Collection entries
---
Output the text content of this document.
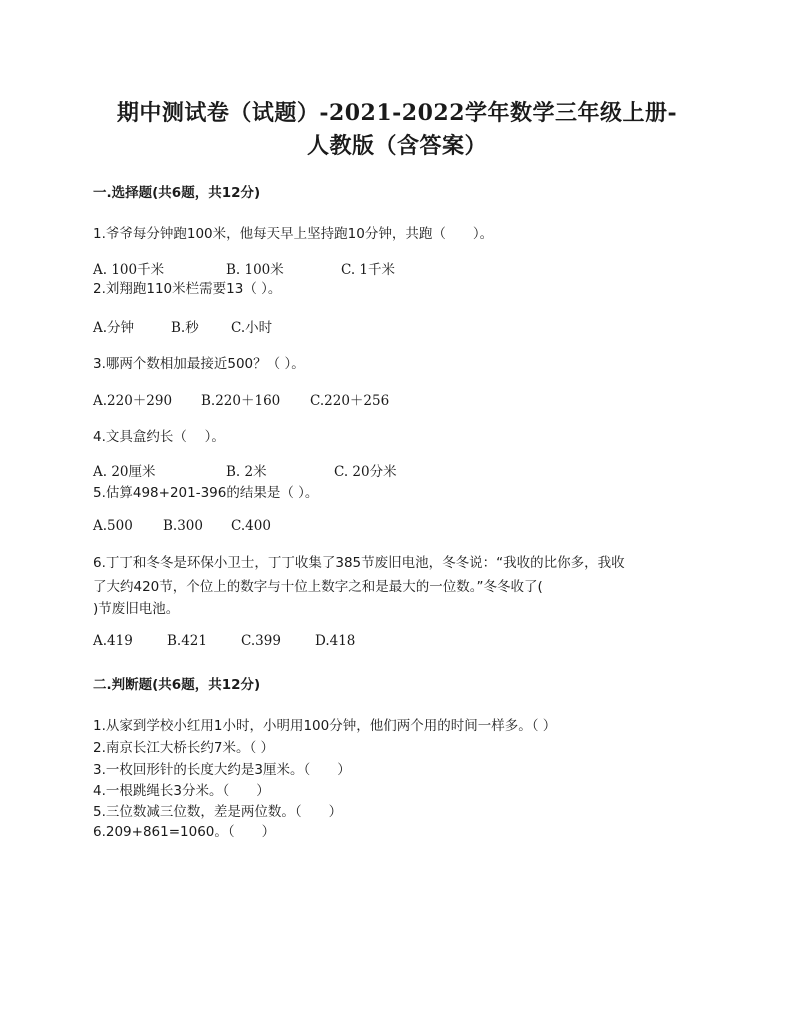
期中测试卷（试题）-2021-2022学年数学三年级上册-
人教版（含答案）
一.选择题(共6题，共12分)
1.爷爷每分钟跑100米，他每天早上坚持跑10分钟，共跑（　　）。
A. 100千米	B. 100米	C. 1千米
2.刘翔跑110米栏需要13（ ）。
A.分钟	B.秒 C.小时
3.哪两个数相加最接近500？（ ）。
A.220＋290 B.220＋160 C.220＋256
4.文具盒约长（　 ）。
A. 20厘米	B. 2米	C. 20分米
5.估算498+201-396的结果是（ ）。
A.500 B.300 C.400
6.丁丁和冬冬是环保小卫士，丁丁收集了385节废旧电池，冬冬说：“我收的比你多，我收
了大约420节，个位上的数字与十位上数字之和是最大的一位数。”冬冬收了(
)节废旧电池。
A.419	B.421	C.399	D.418
二.判断题(共6题，共12分)
1.从家到学校小红用1小时，小明用100分钟，他们两个用的时间一样多。（ ）
2.南京长江大桥长约7米。（ ）
3.一枚回形针的长度大约是3厘米。（　　）
4.一根跳绳长3分米。（　　）
5.三位数减三位数，差是两位数。（　　）
6.209+861=1060。（　　）
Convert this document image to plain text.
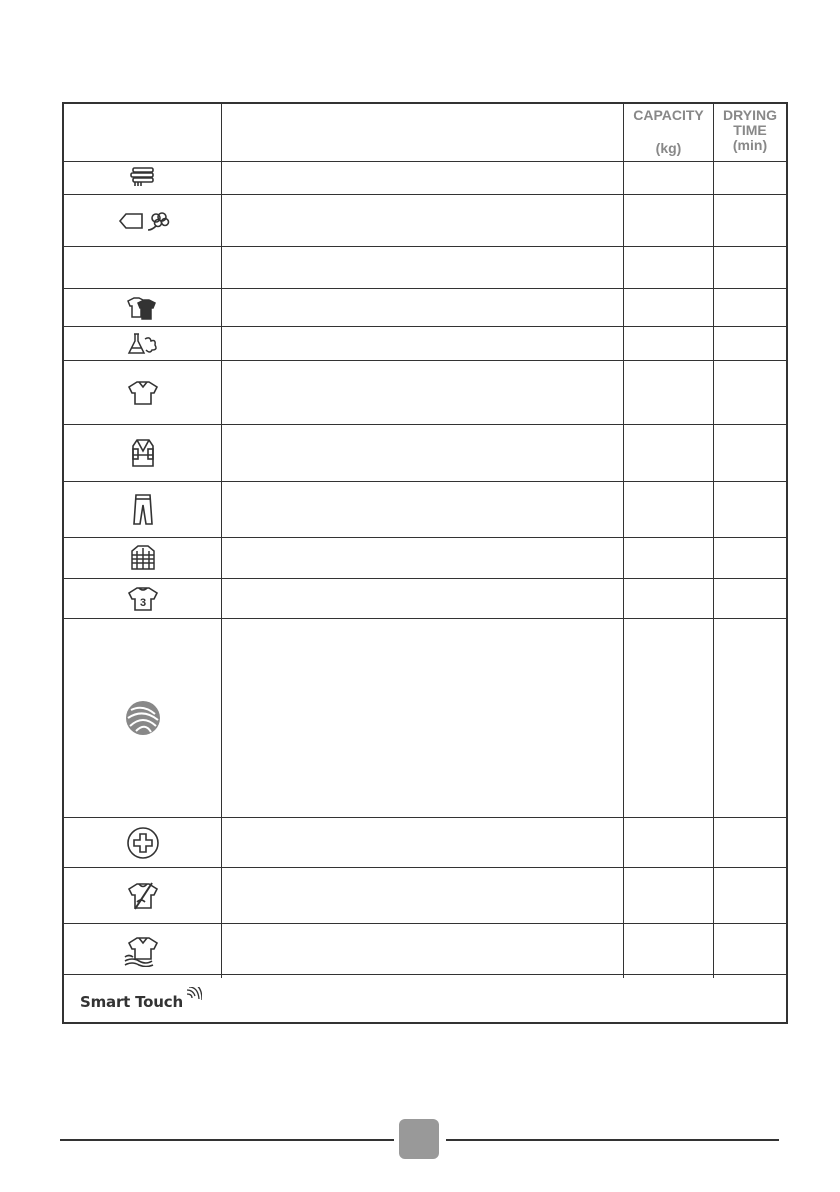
CAPACITY
(kg)
DRYING
TIME
(min)
3
Smart Touch
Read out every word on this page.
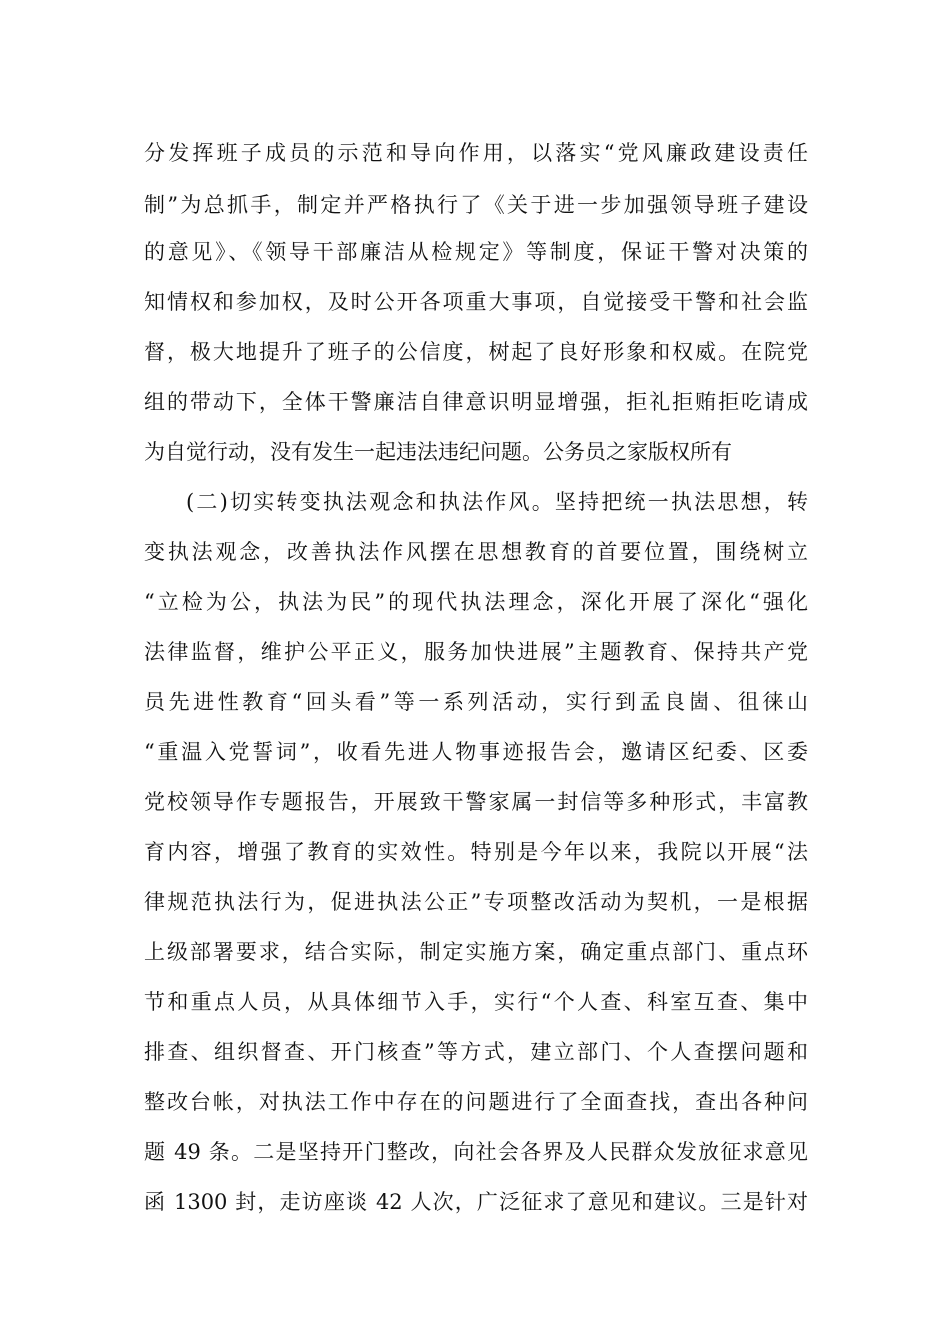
分发挥班子成员的示范和导向作用，以落实“党风廉政建设责任
制”为总抓手，制定并严格执行了《关于进一步加强领导班子建设
的意见》、《领导干部廉洁从检规定》等制度，保证干警对决策的
知情权和参加权，及时公开各项重大事项，自觉接受干警和社会监
督，极大地提升了班子的公信度，树起了良好形象和权威。在院党
组的带动下，全体干警廉洁自律意识明显增强，拒礼拒贿拒吃请成
为自觉行动，没有发生一起违法违纪问题。公务员之家版权所有
(二)切实转变执法观念和执法作风。坚持把统一执法思想，转
变执法观念，改善执法作风摆在思想教育的首要位置，围绕树立
“立检为公，执法为民”的现代执法理念，深化开展了深化“强化
法律监督，维护公平正义，服务加快进展”主题教育、保持共产党
员先进性教育“回头看”等一系列活动，实行到孟良崮、徂徕山
“重温入党誓词”，收看先进人物事迹报告会，邀请区纪委、区委
党校领导作专题报告，开展致干警家属一封信等多种形式，丰富教
育内容，增强了教育的实效性。特别是今年以来，我院以开展“法
律规范执法行为，促进执法公正”专项整改活动为契机，一是根据
上级部署要求，结合实际，制定实施方案，确定重点部门、重点环
节和重点人员，从具体细节入手，实行“个人查、科室互查、集中
排查、组织督查、开门核查”等方式，建立部门、个人查摆问题和
整改台帐，对执法工作中存在的问题进行了全面查找，查出各种问
题 49 条。二是坚持开门整改，向社会各界及人民群众发放征求意见
函 1300 封，走访座谈 42 人次，广泛征求了意见和建议。三是针对
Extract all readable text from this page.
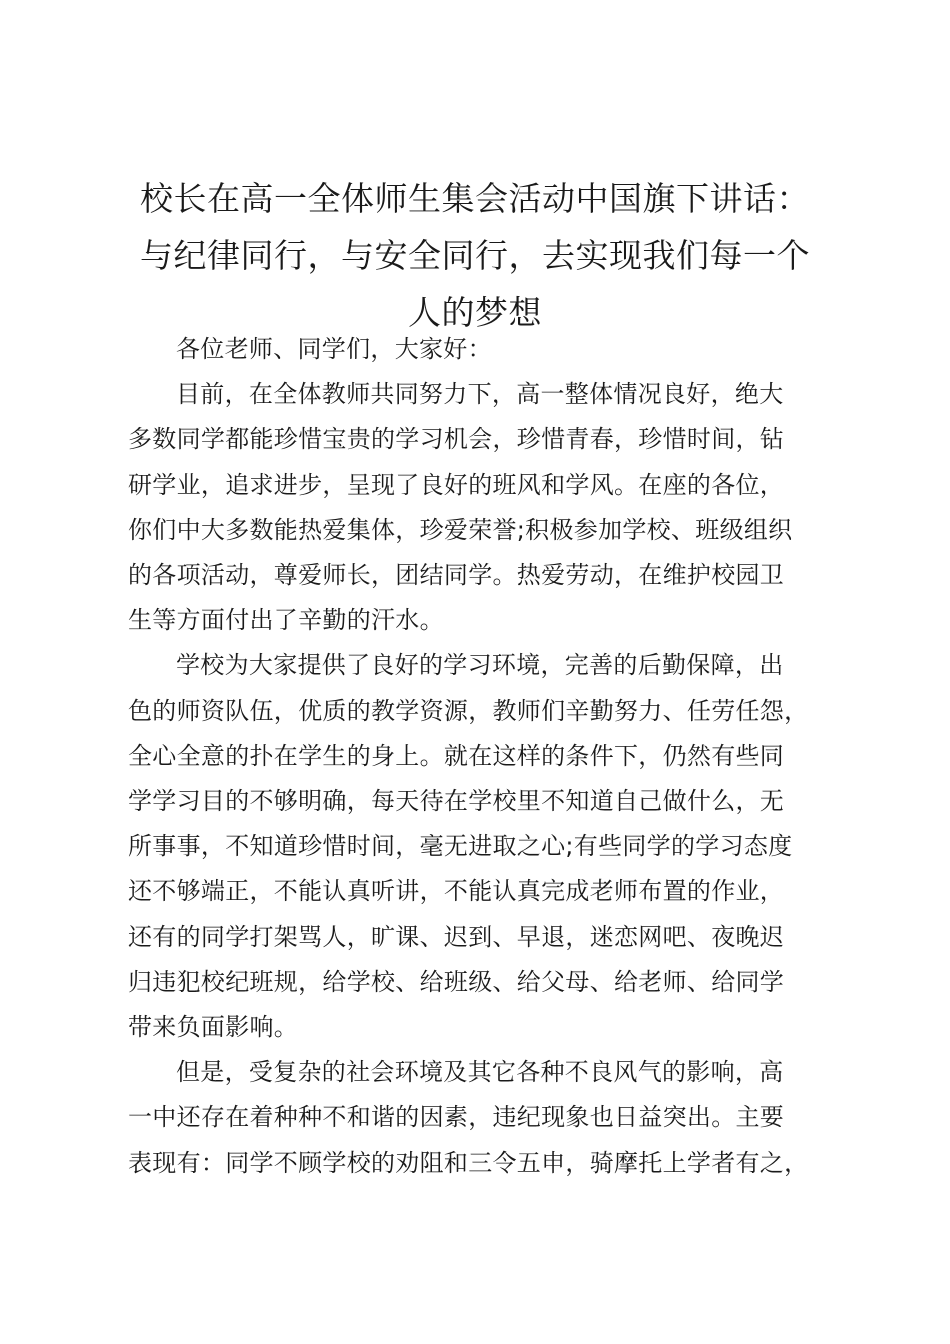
校长在高一全体师生集会活动中国旗下讲话：
与纪律同行，与安全同行，去实现我们每一个
人的梦想
各位老师、同学们，大家好：
目前，在全体教师共同努力下，高一整体情况良好，绝大
多数同学都能珍惜宝贵的学习机会，珍惜青春，珍惜时间，钻
研学业，追求进步，呈现了良好的班风和学风。在座的各位，
你们中大多数能热爱集体，珍爱荣誉;积极参加学校、班级组织
的各项活动，尊爱师长，团结同学。热爱劳动，在维护校园卫
生等方面付出了辛勤的汗水。
学校为大家提供了良好的学习环境，完善的后勤保障，出
色的师资队伍，优质的教学资源，教师们辛勤努力、任劳任怨，
全心全意的扑在学生的身上。就在这样的条件下，仍然有些同
学学习目的不够明确，每天待在学校里不知道自己做什么，无
所事事，不知道珍惜时间，毫无进取之心;有些同学的学习态度
还不够端正，不能认真听讲，不能认真完成老师布置的作业，
还有的同学打架骂人，旷课、迟到、早退，迷恋网吧、夜晚迟
归违犯校纪班规，给学校、给班级、给父母、给老师、给同学
带来负面影响。
但是，受复杂的社会环境及其它各种不良风气的影响，高
一中还存在着种种不和谐的因素，违纪现象也日益突出。主要
表现有：同学不顾学校的劝阻和三令五申，骑摩托上学者有之，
---
What this task involves>
Reproduce word for word only the lines between the line containing "Read out every word on this page." and the end of the listing above, both included, and drop any pictures.

Result for this task>
Read out every word on this page.
分发挥班子成员的示范和导向作用，以落实“党风廉政建设责任
制”为总抓手，制定并严格执行了《关于进一步加强领导班子建设
的意见》、《领导干部廉洁从检规定》等制度，保证干警对决策的
知情权和参加权，及时公开各项重大事项，自觉接受干警和社会监
督，极大地提升了班子的公信度，树起了良好形象和权威。在院党
组的带动下，全体干警廉洁自律意识明显增强，拒礼拒贿拒吃请成
为自觉行动，没有发生一起违法违纪问题。公务员之家版权所有
(二)切实转变执法观念和执法作风。坚持把统一执法思想，转
变执法观念，改善执法作风摆在思想教育的首要位置，围绕树立
“立检为公，执法为民”的现代执法理念，深化开展了深化“强化
法律监督，维护公平正义，服务加快进展”主题教育、保持共产党
员先进性教育“回头看”等一系列活动，实行到孟良崮、徂徕山
“重温入党誓词”，收看先进人物事迹报告会，邀请区纪委、区委
党校领导作专题报告，开展致干警家属一封信等多种形式，丰富教
育内容，增强了教育的实效性。特别是今年以来，我院以开展“法
律规范执法行为，促进执法公正”专项整改活动为契机，一是根据
上级部署要求，结合实际，制定实施方案，确定重点部门、重点环
节和重点人员，从具体细节入手，实行“个人查、科室互查、集中
排查、组织督查、开门核查”等方式，建立部门、个人查摆问题和
整改台帐，对执法工作中存在的问题进行了全面查找，查出各种问
题 49 条。二是坚持开门整改，向社会各界及人民群众发放征求意见
函 1300 封，走访座谈 42 人次，广泛征求了意见和建议。三是针对
Extract all readable text from this page.
校长在高一全体师生集会活动中国旗下讲话：
与纪律同行，与安全同行，去实现我们每一个
人的梦想
各位老师、同学们，大家好：
目前，在全体教师共同努力下，高一整体情况良好，绝大
多数同学都能珍惜宝贵的学习机会，珍惜青春，珍惜时间，钻
研学业，追求进步，呈现了良好的班风和学风。在座的各位，
你们中大多数能热爱集体，珍爱荣誉;积极参加学校、班级组织
的各项活动，尊爱师长，团结同学。热爱劳动，在维护校园卫
生等方面付出了辛勤的汗水。
学校为大家提供了良好的学习环境，完善的后勤保障，出
色的师资队伍，优质的教学资源，教师们辛勤努力、任劳任怨，
全心全意的扑在学生的身上。就在这样的条件下，仍然有些同
学学习目的不够明确，每天待在学校里不知道自己做什么，无
所事事，不知道珍惜时间，毫无进取之心;有些同学的学习态度
还不够端正，不能认真听讲，不能认真完成老师布置的作业，
还有的同学打架骂人，旷课、迟到、早退，迷恋网吧、夜晚迟
归违犯校纪班规，给学校、给班级、给父母、给老师、给同学
带来负面影响。
但是，受复杂的社会环境及其它各种不良风气的影响，高
一中还存在着种种不和谐的因素，违纪现象也日益突出。主要
表现有：同学不顾学校的劝阻和三令五申，骑摩托上学者有之，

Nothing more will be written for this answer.